Given exercise:
Reproduce only the lines that begin at the line with "Extract the structured" and run to the end of the entries; omit every picture.

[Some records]
-- BEGIN --

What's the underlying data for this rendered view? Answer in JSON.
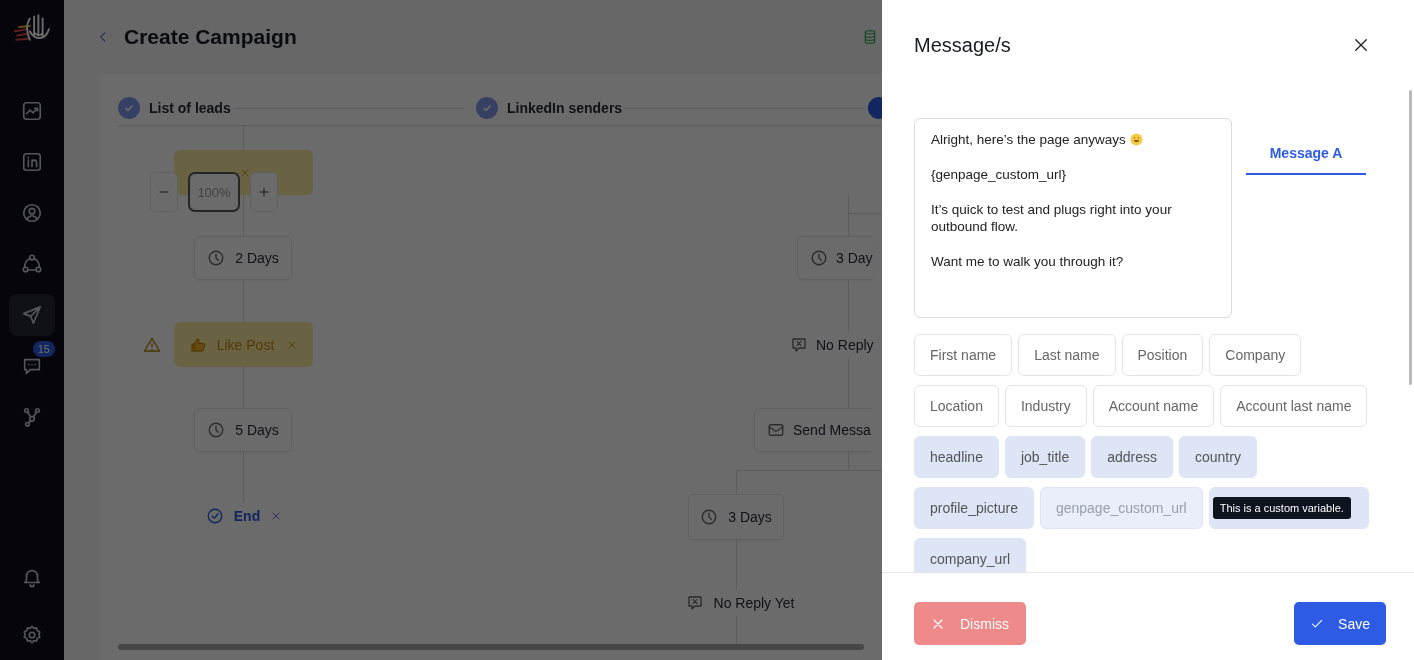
{
  "sidebar": {
    "items": [
      {
        "kind": "chart",
        "selected": false
      },
      {
        "kind": "linkedin",
        "selected": false
      },
      {
        "kind": "user",
        "selected": false
      },
      {
        "kind": "network",
        "selected": false
      },
      {
        "kind": "send",
        "selected": true
      },
      {
        "kind": "chat",
        "selected": false,
        "badge": "15"
      },
      {
        "kind": "branch",
        "selected": false
      },
      {
        "kind": "bell",
        "selected": false
      },
      {
        "kind": "gear",
        "selected": false
      }
    ]
  },
  "page": {
    "title": "Create Campaign"
  },
  "steps": [
    {
      "label": "List of leads",
      "done": true
    },
    {
      "label": "LinkedIn senders",
      "done": true
    },
    {
      "done": false
    }
  ],
  "canvas": {
    "zoom": "100%",
    "nodes": [
      {
        "kind": "action"
      },
      {
        "kind": "delay",
        "label": "2 Days"
      },
      {
        "kind": "action",
        "label": "Like Post",
        "warning": true
      },
      {
        "kind": "delay",
        "label": "5 Days"
      },
      {
        "kind": "end",
        "label": "End"
      },
      {
        "kind": "delay",
        "label": "3 Day"
      },
      {
        "kind": "reply",
        "label": "No Reply"
      },
      {
        "kind": "message",
        "label": "Send Messa"
      },
      {
        "kind": "delay",
        "label": "3 Days"
      },
      {
        "kind": "reply",
        "label": "No Reply Yet"
      }
    ]
  },
  "drawer": {
    "title": "Message/s",
    "message": [
      {
        "text": "Alright, here’s the page anyways",
        "emoji": true
      },
      {
        "text": "{genpage_custom_url}",
        "emoji": false
      },
      {
        "text": "It’s quick to test and plugs right into your outbound flow.",
        "emoji": false
      },
      {
        "text": "Want me to walk you through it?",
        "emoji": false
      }
    ],
    "tabs": [
      {
        "label": "Message A",
        "selected": true
      }
    ],
    "variables": [
      {
        "label": "First name",
        "kind": "field"
      },
      {
        "label": "Last name",
        "kind": "field"
      },
      {
        "label": "Position",
        "kind": "field"
      },
      {
        "label": "Company",
        "kind": "field"
      },
      {
        "label": "Location",
        "kind": "field"
      },
      {
        "label": "Industry",
        "kind": "field"
      },
      {
        "label": "Account name",
        "kind": "field"
      },
      {
        "label": "Account last name",
        "kind": "field"
      },
      {
        "label": "headline",
        "kind": "custom"
      },
      {
        "label": "job_title",
        "kind": "custom"
      },
      {
        "label": "address",
        "kind": "custom"
      },
      {
        "label": "country",
        "kind": "custom"
      },
      {
        "label": "profile_picture",
        "kind": "custom"
      },
      {
        "label": "genpage_custom_url",
        "kind": "custom",
        "faded": true
      },
      {
        "kind": "custom",
        "tooltip": "This is a custom variable."
      },
      {
        "label": "company_url",
        "kind": "custom"
      }
    ],
    "buttons": [
      {
        "label": "Dismiss",
        "kind": "dismiss"
      },
      {
        "label": "Save",
        "kind": "save"
      }
    ]
  }
}
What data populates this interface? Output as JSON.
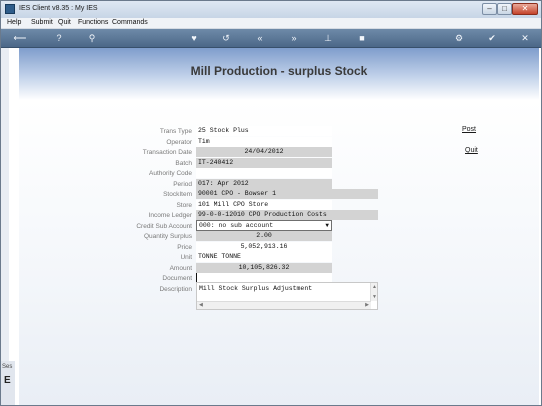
{
  "window": {
    "title": "IES Client v8.35 : My IES",
    "controls": {
      "minimize": "–",
      "maximize": "□",
      "close": "✕"
    }
  },
  "menu": [
    "Help",
    "Submit",
    "Quit",
    "Functions",
    "Commands"
  ],
  "toolbar": {
    "icons": [
      "back-arrow-icon",
      "help-icon",
      "search-icon",
      "heart-icon",
      "refresh-icon",
      "rewind-icon",
      "forward-icon",
      "pin-icon",
      "stop-icon",
      "settings-icon",
      "ok-icon",
      "close-icon"
    ],
    "glyphs": [
      "⟵",
      "?",
      "⚲",
      "♥",
      "↺",
      "«",
      "»",
      "⊥",
      "■",
      "⚙",
      "✔",
      "✕"
    ]
  },
  "page": {
    "title": "Mill Production - surplus Stock"
  },
  "form": {
    "labels": {
      "trans_type": "Trans Type",
      "operator": "Operator",
      "transaction_date": "Transaction Date",
      "batch": "Batch",
      "authority_code": "Authority Code",
      "period": "Period",
      "stockitem": "StockItem",
      "store": "Store",
      "income_ledger": "Income Ledger",
      "credit_sub_account": "Credit Sub Account",
      "quantity_surplus": "Quantity Surplus",
      "price": "Price",
      "unit": "Unit",
      "amount": "Amount",
      "document": "Document",
      "description": "Description"
    },
    "values": {
      "trans_type": "25 Stock Plus",
      "operator": "Tim",
      "transaction_date": "24/04/2012",
      "batch": "IT-240412",
      "authority_code": "",
      "period": "017: Apr 2012",
      "stockitem": "90001 CPO - Bowser 1",
      "store": "101 Mill CPO Store",
      "income_ledger": "99-0-0-12010 CPO Production Costs",
      "credit_sub_account": "000: no sub account",
      "quantity_surplus": "2.00",
      "price": "5,052,913.16",
      "unit": "TONNE TONNE",
      "amount": "10,105,826.32",
      "document": "",
      "description": "Mill Stock Surplus Adjustment"
    }
  },
  "actions": {
    "post": "Post",
    "quit": "Quit"
  },
  "side": {
    "tab_text": "Ses",
    "tab_letter": "E"
  }
}
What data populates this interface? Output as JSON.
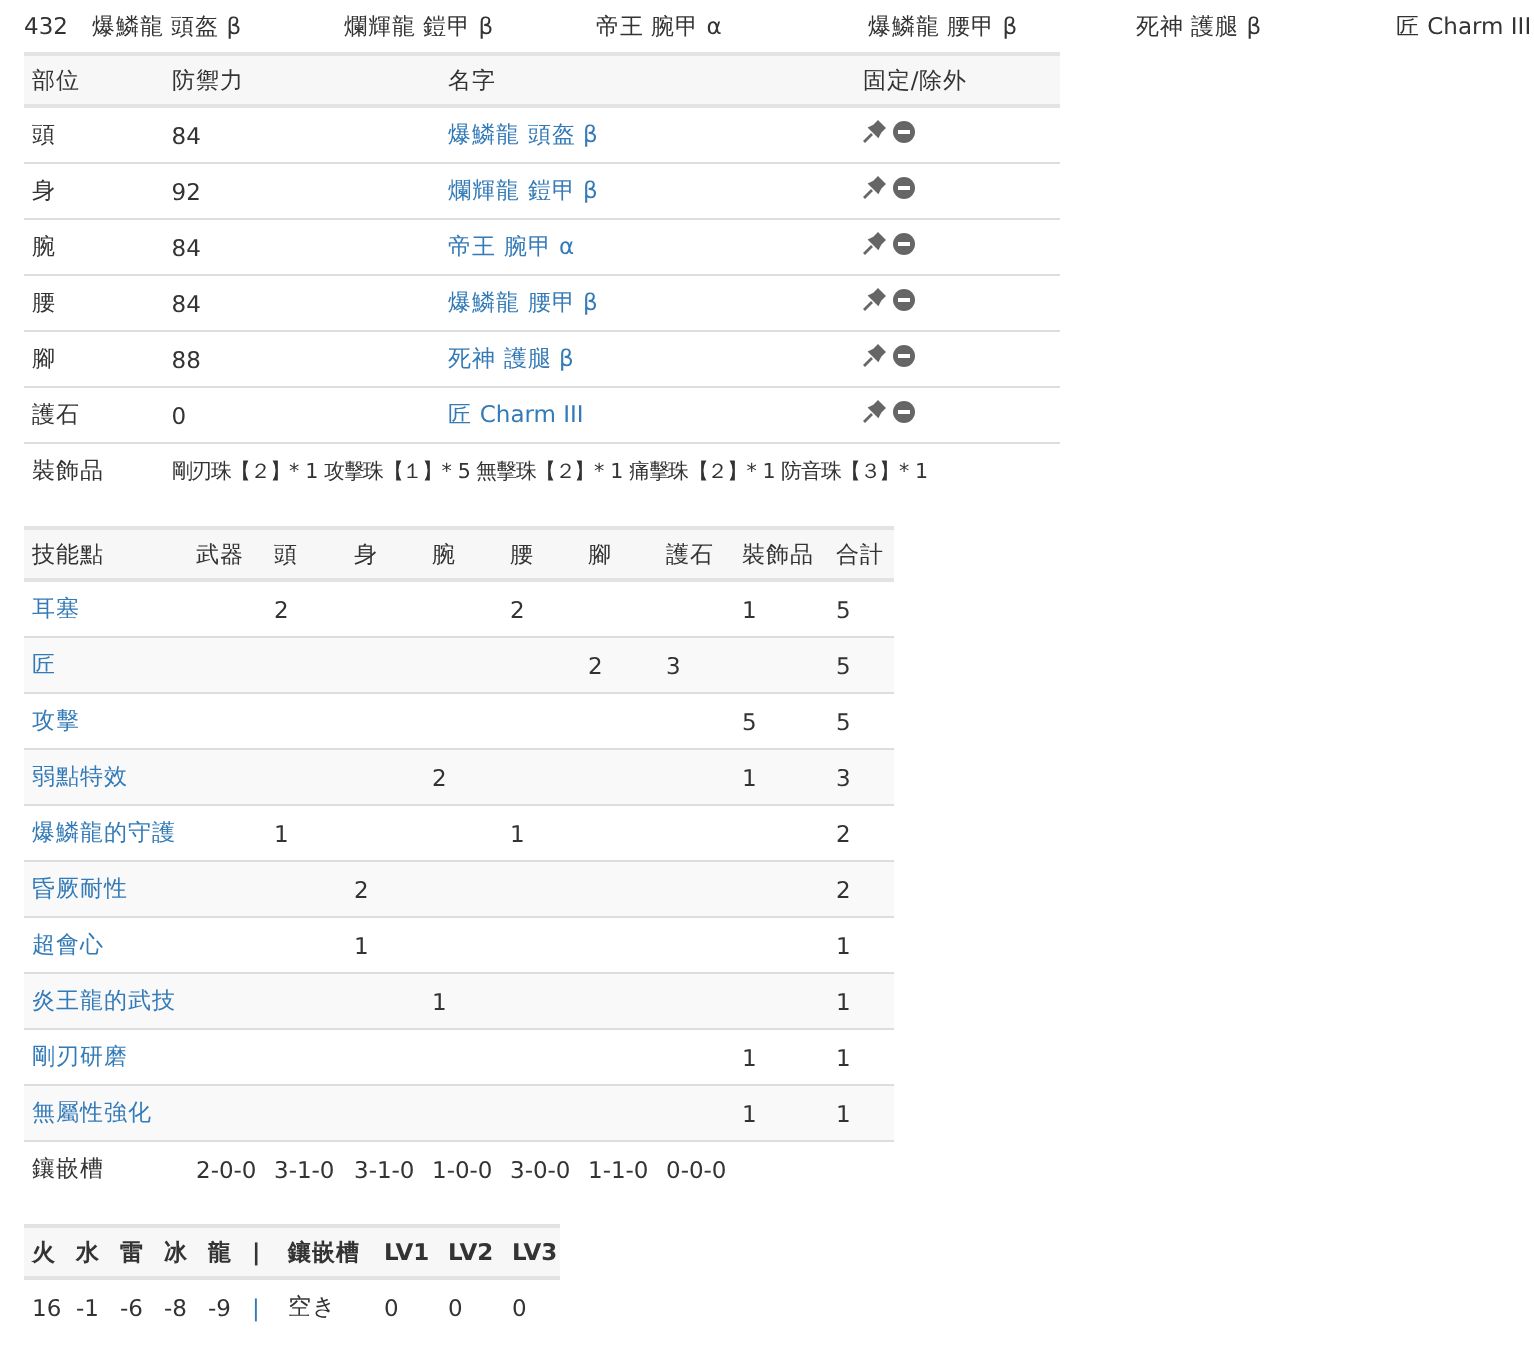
{
  "summary": {
    "defense": "432",
    "pieces": [
      "爆鱗龍 頭盔 β",
      "爛輝龍 鎧甲 β",
      "帝王 腕甲 α",
      "爆鱗龍 腰甲 β",
      "死神 護腿 β",
      "匠 Charm III"
    ]
  },
  "armor_table": {
    "columns": [
      "部位",
      "防禦力",
      "名字",
      "固定/除外"
    ],
    "rows": [
      {
        "part": "頭",
        "defense": "84",
        "name": "爆鱗龍 頭盔 β"
      },
      {
        "part": "身",
        "defense": "92",
        "name": "爛輝龍 鎧甲 β"
      },
      {
        "part": "腕",
        "defense": "84",
        "name": "帝王 腕甲 α"
      },
      {
        "part": "腰",
        "defense": "84",
        "name": "爆鱗龍 腰甲 β"
      },
      {
        "part": "腳",
        "defense": "88",
        "name": "死神 護腿 β"
      },
      {
        "part": "護石",
        "defense": "0",
        "name": "匠 Charm III"
      }
    ],
    "decorations": {
      "label": "裝飾品",
      "text": "剛刃珠【２】* 1 攻擊珠【１】* 5 無擊珠【２】* 1 痛擊珠【２】* 1 防音珠【３】* 1"
    }
  },
  "skill_table": {
    "columns": [
      "技能點",
      "武器",
      "頭",
      "身",
      "腕",
      "腰",
      "腳",
      "護石",
      "裝飾品",
      "合計"
    ],
    "rows": [
      {
        "cells": [
          "耳塞",
          "",
          "2",
          "",
          "",
          "2",
          "",
          "",
          "1",
          "5"
        ]
      },
      {
        "cells": [
          "匠",
          "",
          "",
          "",
          "",
          "",
          "2",
          "3",
          "",
          "5"
        ]
      },
      {
        "cells": [
          "攻擊",
          "",
          "",
          "",
          "",
          "",
          "",
          "",
          "5",
          "5"
        ]
      },
      {
        "cells": [
          "弱點特效",
          "",
          "",
          "",
          "2",
          "",
          "",
          "",
          "1",
          "3"
        ]
      },
      {
        "cells": [
          "爆鱗龍的守護",
          "",
          "1",
          "",
          "",
          "1",
          "",
          "",
          "",
          "2"
        ]
      },
      {
        "cells": [
          "昏厥耐性",
          "",
          "",
          "2",
          "",
          "",
          "",
          "",
          "",
          "2"
        ]
      },
      {
        "cells": [
          "超會心",
          "",
          "",
          "1",
          "",
          "",
          "",
          "",
          "",
          "1"
        ]
      },
      {
        "cells": [
          "炎王龍的武技",
          "",
          "",
          "",
          "1",
          "",
          "",
          "",
          "",
          "1"
        ]
      },
      {
        "cells": [
          "剛刃研磨",
          "",
          "",
          "",
          "",
          "",
          "",
          "",
          "1",
          "1"
        ]
      },
      {
        "cells": [
          "無屬性強化",
          "",
          "",
          "",
          "",
          "",
          "",
          "",
          "1",
          "1"
        ]
      },
      {
        "cells": [
          "鑲嵌槽",
          "2-0-0",
          "3-1-0",
          "3-1-0",
          "1-0-0",
          "3-0-0",
          "1-1-0",
          "0-0-0",
          "",
          ""
        ]
      }
    ]
  },
  "resist_table": {
    "columns": [
      "火",
      "水",
      "雷",
      "冰",
      "龍",
      "|",
      "鑲嵌槽",
      "LV1",
      "LV2",
      "LV3"
    ],
    "values": [
      "16",
      "-1",
      "-6",
      "-8",
      "-9",
      "|",
      "空き",
      "0",
      "0",
      "0"
    ]
  }
}
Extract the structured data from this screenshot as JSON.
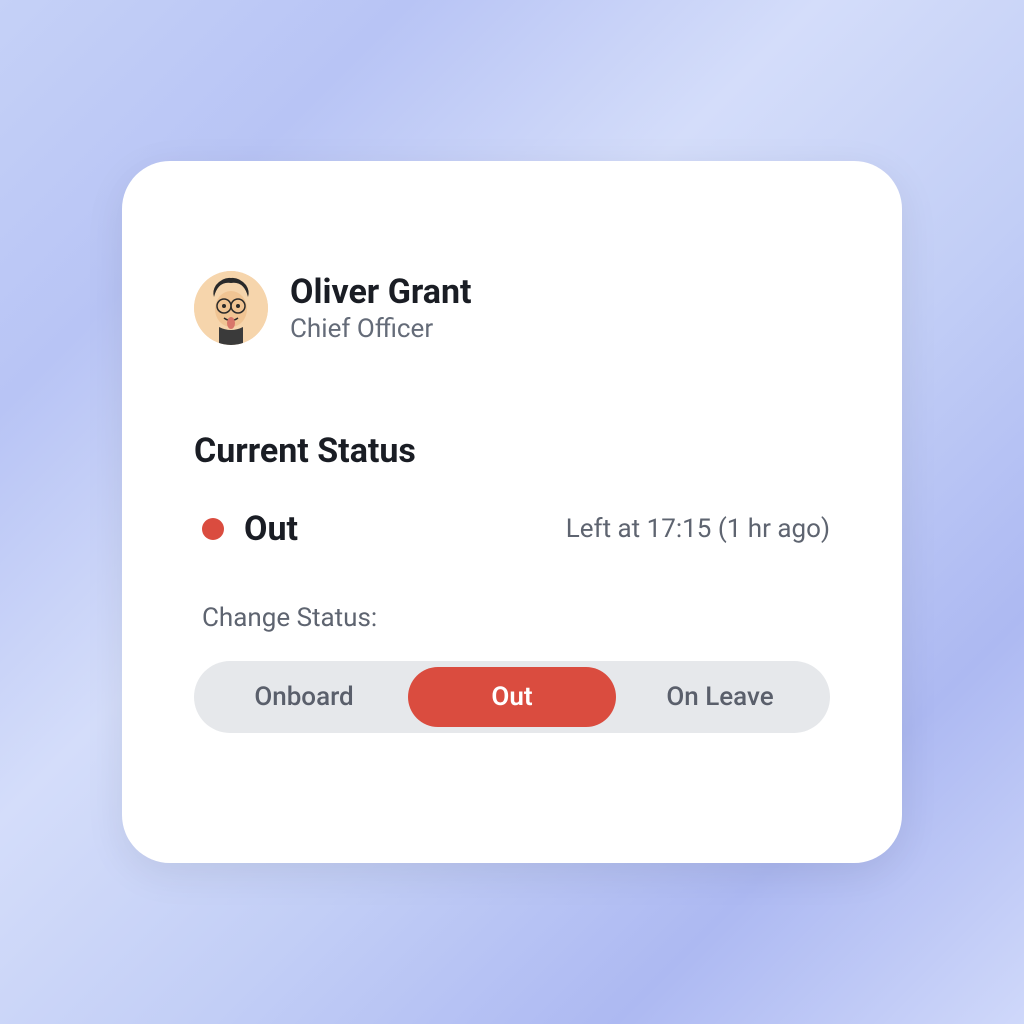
{
  "profile": {
    "name": "Oliver Grant",
    "role": "Chief Officer"
  },
  "status": {
    "section_title": "Current Status",
    "value": "Out",
    "dot_color": "#da4c3f",
    "meta": "Left at 17:15 (1 hr ago)",
    "change_label": "Change Status:",
    "options": [
      {
        "label": "Onboard",
        "active": false
      },
      {
        "label": "Out",
        "active": true
      },
      {
        "label": "On Leave",
        "active": false
      }
    ]
  }
}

-- END --

Finished task:
Extract the structured data from this screenshot as JSON.
{
  "profile": {
    "name": "Oliver Grant",
    "role": "Chief Officer"
  },
  "status": {
    "section_title": "Current Status",
    "value": "Out",
    "dot_color": "#da4c3f",
    "meta": "Left at 17:15 (1 hr ago)",
    "change_label": "Change Status:",
    "options": [
      {
        "label": "Onboard",
        "active": false
      },
      {
        "label": "Out",
        "active": true
      },
      {
        "label": "On Leave",
        "active": false
      }
    ]
  }
}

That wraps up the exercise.